Every single record below is to be reproduced exactly.

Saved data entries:
* * *

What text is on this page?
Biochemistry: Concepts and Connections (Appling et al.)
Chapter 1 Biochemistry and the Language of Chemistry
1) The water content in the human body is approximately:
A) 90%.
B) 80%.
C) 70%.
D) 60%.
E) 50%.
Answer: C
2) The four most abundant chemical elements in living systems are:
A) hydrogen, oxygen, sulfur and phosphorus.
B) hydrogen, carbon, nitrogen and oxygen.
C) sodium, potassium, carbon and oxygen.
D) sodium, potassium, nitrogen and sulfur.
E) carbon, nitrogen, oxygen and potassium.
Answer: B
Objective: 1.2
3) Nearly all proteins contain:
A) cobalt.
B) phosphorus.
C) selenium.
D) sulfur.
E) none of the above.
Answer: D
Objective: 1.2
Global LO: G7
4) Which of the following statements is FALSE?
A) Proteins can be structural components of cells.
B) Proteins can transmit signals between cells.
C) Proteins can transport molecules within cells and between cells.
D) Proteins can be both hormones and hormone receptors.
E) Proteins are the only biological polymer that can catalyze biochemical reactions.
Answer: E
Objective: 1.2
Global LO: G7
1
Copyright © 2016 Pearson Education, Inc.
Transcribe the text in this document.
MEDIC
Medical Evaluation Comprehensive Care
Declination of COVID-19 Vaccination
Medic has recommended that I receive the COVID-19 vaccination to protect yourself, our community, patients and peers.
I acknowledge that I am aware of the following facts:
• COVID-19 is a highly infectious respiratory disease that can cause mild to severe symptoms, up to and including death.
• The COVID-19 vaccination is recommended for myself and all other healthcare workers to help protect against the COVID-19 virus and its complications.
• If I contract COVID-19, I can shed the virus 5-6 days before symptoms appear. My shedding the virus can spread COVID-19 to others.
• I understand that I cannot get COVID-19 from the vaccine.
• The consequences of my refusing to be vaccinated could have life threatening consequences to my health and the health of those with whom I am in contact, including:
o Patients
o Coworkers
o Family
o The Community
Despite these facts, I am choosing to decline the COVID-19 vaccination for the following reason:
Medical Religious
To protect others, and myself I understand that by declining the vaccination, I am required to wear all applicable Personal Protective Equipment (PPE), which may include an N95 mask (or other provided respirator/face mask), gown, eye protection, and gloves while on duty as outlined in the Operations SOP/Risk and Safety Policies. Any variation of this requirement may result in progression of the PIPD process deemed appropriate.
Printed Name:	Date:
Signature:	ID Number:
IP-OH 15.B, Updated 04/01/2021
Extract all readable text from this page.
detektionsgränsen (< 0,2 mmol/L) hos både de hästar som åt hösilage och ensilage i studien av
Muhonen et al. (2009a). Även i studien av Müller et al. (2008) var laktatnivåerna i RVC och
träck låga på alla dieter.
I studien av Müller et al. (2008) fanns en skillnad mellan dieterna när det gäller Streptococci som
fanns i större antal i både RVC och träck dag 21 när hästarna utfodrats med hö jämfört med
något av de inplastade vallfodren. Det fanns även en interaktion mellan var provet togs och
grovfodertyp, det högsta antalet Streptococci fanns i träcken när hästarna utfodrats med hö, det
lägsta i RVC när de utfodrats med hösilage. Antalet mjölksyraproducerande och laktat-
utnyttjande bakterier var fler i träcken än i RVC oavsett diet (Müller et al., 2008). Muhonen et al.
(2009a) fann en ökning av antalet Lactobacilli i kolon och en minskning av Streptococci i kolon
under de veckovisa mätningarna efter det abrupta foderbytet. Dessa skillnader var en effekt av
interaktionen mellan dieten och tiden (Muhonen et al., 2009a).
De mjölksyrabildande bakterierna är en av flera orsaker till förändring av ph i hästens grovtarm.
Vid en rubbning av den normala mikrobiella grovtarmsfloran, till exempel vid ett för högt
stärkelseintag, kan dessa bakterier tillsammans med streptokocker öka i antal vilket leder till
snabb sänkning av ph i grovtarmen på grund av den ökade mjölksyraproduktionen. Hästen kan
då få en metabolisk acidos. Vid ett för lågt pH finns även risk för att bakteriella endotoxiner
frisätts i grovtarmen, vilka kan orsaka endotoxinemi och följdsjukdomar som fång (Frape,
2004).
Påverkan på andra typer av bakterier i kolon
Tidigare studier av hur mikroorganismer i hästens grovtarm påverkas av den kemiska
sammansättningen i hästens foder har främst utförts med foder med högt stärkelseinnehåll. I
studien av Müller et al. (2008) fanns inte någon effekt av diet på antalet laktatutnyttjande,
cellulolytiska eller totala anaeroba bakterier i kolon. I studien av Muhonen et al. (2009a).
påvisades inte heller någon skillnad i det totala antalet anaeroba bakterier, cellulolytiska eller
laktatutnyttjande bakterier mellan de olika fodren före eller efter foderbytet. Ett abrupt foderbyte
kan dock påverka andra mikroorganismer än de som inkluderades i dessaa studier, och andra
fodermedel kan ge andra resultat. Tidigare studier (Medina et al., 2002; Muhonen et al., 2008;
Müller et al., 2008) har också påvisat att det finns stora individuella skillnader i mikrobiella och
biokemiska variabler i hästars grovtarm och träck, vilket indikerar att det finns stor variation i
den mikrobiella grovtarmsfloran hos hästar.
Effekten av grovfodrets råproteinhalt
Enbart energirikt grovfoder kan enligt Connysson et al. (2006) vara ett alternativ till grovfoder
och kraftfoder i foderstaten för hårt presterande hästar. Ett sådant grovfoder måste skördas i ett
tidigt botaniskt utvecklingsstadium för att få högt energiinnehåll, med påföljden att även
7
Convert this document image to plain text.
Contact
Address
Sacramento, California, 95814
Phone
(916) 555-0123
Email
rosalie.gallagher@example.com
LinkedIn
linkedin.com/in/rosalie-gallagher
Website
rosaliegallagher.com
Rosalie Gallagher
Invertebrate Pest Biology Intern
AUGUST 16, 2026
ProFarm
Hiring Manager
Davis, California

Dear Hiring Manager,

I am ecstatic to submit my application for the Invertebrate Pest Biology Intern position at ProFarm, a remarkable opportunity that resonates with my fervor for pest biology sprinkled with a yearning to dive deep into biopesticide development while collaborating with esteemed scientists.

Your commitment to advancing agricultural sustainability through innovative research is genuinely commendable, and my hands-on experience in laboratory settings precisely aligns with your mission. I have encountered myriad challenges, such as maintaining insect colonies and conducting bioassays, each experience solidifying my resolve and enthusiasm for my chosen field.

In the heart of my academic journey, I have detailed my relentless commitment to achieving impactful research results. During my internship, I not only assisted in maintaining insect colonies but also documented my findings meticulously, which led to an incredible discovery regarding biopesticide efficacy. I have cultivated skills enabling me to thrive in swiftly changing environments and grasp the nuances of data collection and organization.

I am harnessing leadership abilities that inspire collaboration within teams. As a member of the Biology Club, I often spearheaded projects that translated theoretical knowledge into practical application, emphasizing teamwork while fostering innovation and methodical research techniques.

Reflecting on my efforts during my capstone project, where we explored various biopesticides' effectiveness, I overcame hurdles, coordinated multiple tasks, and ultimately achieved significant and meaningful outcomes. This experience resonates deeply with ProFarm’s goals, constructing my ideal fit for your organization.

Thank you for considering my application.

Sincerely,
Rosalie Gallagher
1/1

* * *

Response for this exercise:
What text is on this page?
Biochemistry: Concepts and Connections (Appling et al.)
Chapter 1 Biochemistry and the Language of Chemistry
1) The water content in the human body is approximately:
A) 90%.
B) 80%.
C) 70%.
D) 60%.
E) 50%.
Answer: C
2) The four most abundant chemical elements in living systems are:
A) hydrogen, oxygen, sulfur and phosphorus.
B) hydrogen, carbon, nitrogen and oxygen.
C) sodium, potassium, carbon and oxygen.
D) sodium, potassium, nitrogen and sulfur.
E) carbon, nitrogen, oxygen and potassium.
Answer: B
Objective: 1.2
3) Nearly all proteins contain:
A) cobalt.
B) phosphorus.
C) selenium.
D) sulfur.
E) none of the above.
Answer: D
Objective: 1.2
Global LO: G7
4) Which of the following statements is FALSE?
A) Proteins can be structural components of cells.
B) Proteins can transmit signals between cells.
C) Proteins can transport molecules within cells and between cells.
D) Proteins can be both hormones and hormone receptors.
E) Proteins are the only biological polymer that can catalyze biochemical reactions.
Answer: E
Objective: 1.2
Global LO: G7
1
Copyright © 2016 Pearson Education, Inc.
Transcribe the text in this document.
MEDIC
Medical Evaluation Comprehensive Care
Declination of COVID-19 Vaccination
Medic has recommended that I receive the COVID-19 vaccination to protect yourself, our community, patients and peers.
I acknowledge that I am aware of the following facts:
• COVID-19 is a highly infectious respiratory disease that can cause mild to severe symptoms, up to and including death.
• The COVID-19 vaccination is recommended for myself and all other healthcare workers to help protect against the COVID-19 virus and its complications.
• If I contract COVID-19, I can shed the virus 5-6 days before symptoms appear. My shedding the virus can spread COVID-19 to others.
• I understand that I cannot get COVID-19 from the vaccine.
• The consequences of my refusing to be vaccinated could have life threatening consequences to my health and the health of those with whom I am in contact, including:
o Patients
o Coworkers
o Family
o The Community
Despite these facts, I am choosing to decline the COVID-19 vaccination for the following reason:
Medical Religious
To protect others, and myself I understand that by declining the vaccination, I am required to wear all applicable Personal Protective Equipment (PPE), which may include an N95 mask (or other provided respirator/face mask), gown, eye protection, and gloves while on duty as outlined in the Operations SOP/Risk and Safety Policies. Any variation of this requirement may result in progression of the PIPD process deemed appropriate.
Printed Name:	Date:
Signature:	ID Number:
IP-OH 15.B, Updated 04/01/2021
Extract all readable text from this page.
detektionsgränsen (< 0,2 mmol/L) hos både de hästar som åt hösilage och ensilage i studien av
Muhonen et al. (2009a). Även i studien av Müller et al. (2008) var laktatnivåerna i RVC och
träck låga på alla dieter.
I studien av Müller et al. (2008) fanns en skillnad mellan dieterna när det gäller Streptococci som
fanns i större antal i både RVC och träck dag 21 när hästarna utfodrats med hö jämfört med
något av de inplastade vallfodren. Det fanns även en interaktion mellan var provet togs och
grovfodertyp, det högsta antalet Streptococci fanns i träcken när hästarna utfodrats med hö, det
lägsta i RVC när de utfodrats med hösilage. Antalet mjölksyraproducerande och laktat-
utnyttjande bakterier var fler i träcken än i RVC oavsett diet (Müller et al., 2008). Muhonen et al.
(2009a) fann en ökning av antalet Lactobacilli i kolon och en minskning av Streptococci i kolon
under de veckovisa mätningarna efter det abrupta foderbytet. Dessa skillnader var en effekt av
interaktionen mellan dieten och tiden (Muhonen et al., 2009a).
De mjölksyrabildande bakterierna är en av flera orsaker till förändring av ph i hästens grovtarm.
Vid en rubbning av den normala mikrobiella grovtarmsfloran, till exempel vid ett för högt
stärkelseintag, kan dessa bakterier tillsammans med streptokocker öka i antal vilket leder till
snabb sänkning av ph i grovtarmen på grund av den ökade mjölksyraproduktionen. Hästen kan
då få en metabolisk acidos. Vid ett för lågt pH finns även risk för att bakteriella endotoxiner
frisätts i grovtarmen, vilka kan orsaka endotoxinemi och följdsjukdomar som fång (Frape,
2004).
Påverkan på andra typer av bakterier i kolon
Tidigare studier av hur mikroorganismer i hästens grovtarm påverkas av den kemiska
sammansättningen i hästens foder har främst utförts med foder med högt stärkelseinnehåll. I
studien av Müller et al. (2008) fanns inte någon effekt av diet på antalet laktatutnyttjande,
cellulolytiska eller totala anaeroba bakterier i kolon. I studien av Muhonen et al. (2009a).
påvisades inte heller någon skillnad i det totala antalet anaeroba bakterier, cellulolytiska eller
laktatutnyttjande bakterier mellan de olika fodren före eller efter foderbytet. Ett abrupt foderbyte
kan dock påverka andra mikroorganismer än de som inkluderades i dessaa studier, och andra
fodermedel kan ge andra resultat. Tidigare studier (Medina et al., 2002; Muhonen et al., 2008;
Müller et al., 2008) har också påvisat att det finns stora individuella skillnader i mikrobiella och
biokemiska variabler i hästars grovtarm och träck, vilket indikerar att det finns stor variation i
den mikrobiella grovtarmsfloran hos hästar.
Effekten av grovfodrets råproteinhalt
Enbart energirikt grovfoder kan enligt Connysson et al. (2006) vara ett alternativ till grovfoder
och kraftfoder i foderstaten för hårt presterande hästar. Ett sådant grovfoder måste skördas i ett
tidigt botaniskt utvecklingsstadium för att få högt energiinnehåll, med påföljden att även
7
Convert this document image to plain text.
Contact
Address
Sacramento, California, 95814
Phone
(916) 555-0123
Email
rosalie.gallagher@example.com
LinkedIn
linkedin.com/in/rosalie-gallagher
Website
rosaliegallagher.com
Rosalie Gallagher
Invertebrate Pest Biology Intern
AUGUST 16, 2026
ProFarm
Hiring Manager
Davis, California

Dear Hiring Manager,

I am ecstatic to submit my application for the Invertebrate Pest Biology Intern position at ProFarm, a remarkable opportunity that resonates with my fervor for pest biology sprinkled with a yearning to dive deep into biopesticide development while collaborating with esteemed scientists.

Your commitment to advancing agricultural sustainability through innovative research is genuinely commendable, and my hands-on experience in laboratory settings precisely aligns with your mission. I have encountered myriad challenges, such as maintaining insect colonies and conducting bioassays, each experience solidifying my resolve and enthusiasm for my chosen field.

In the heart of my academic journey, I have detailed my relentless commitment to achieving impactful research results. During my internship, I not only assisted in maintaining insect colonies but also documented my findings meticulously, which led to an incredible discovery regarding biopesticide efficacy. I have cultivated skills enabling me to thrive in swiftly changing environments and grasp the nuances of data collection and organization.

I am harnessing leadership abilities that inspire collaboration within teams. As a member of the Biology Club, I often spearheaded projects that translated theoretical knowledge into practical application, emphasizing teamwork while fostering innovation and methodical research techniques.

Reflecting on my efforts during my capstone project, where we explored various biopesticides' effectiveness, I overcame hurdles, coordinated multiple tasks, and ultimately achieved significant and meaningful outcomes. This experience resonates deeply with ProFarm’s goals, constructing my ideal fit for your organization.

Thank you for considering my application.

Sincerely,
Rosalie Gallagher
1/1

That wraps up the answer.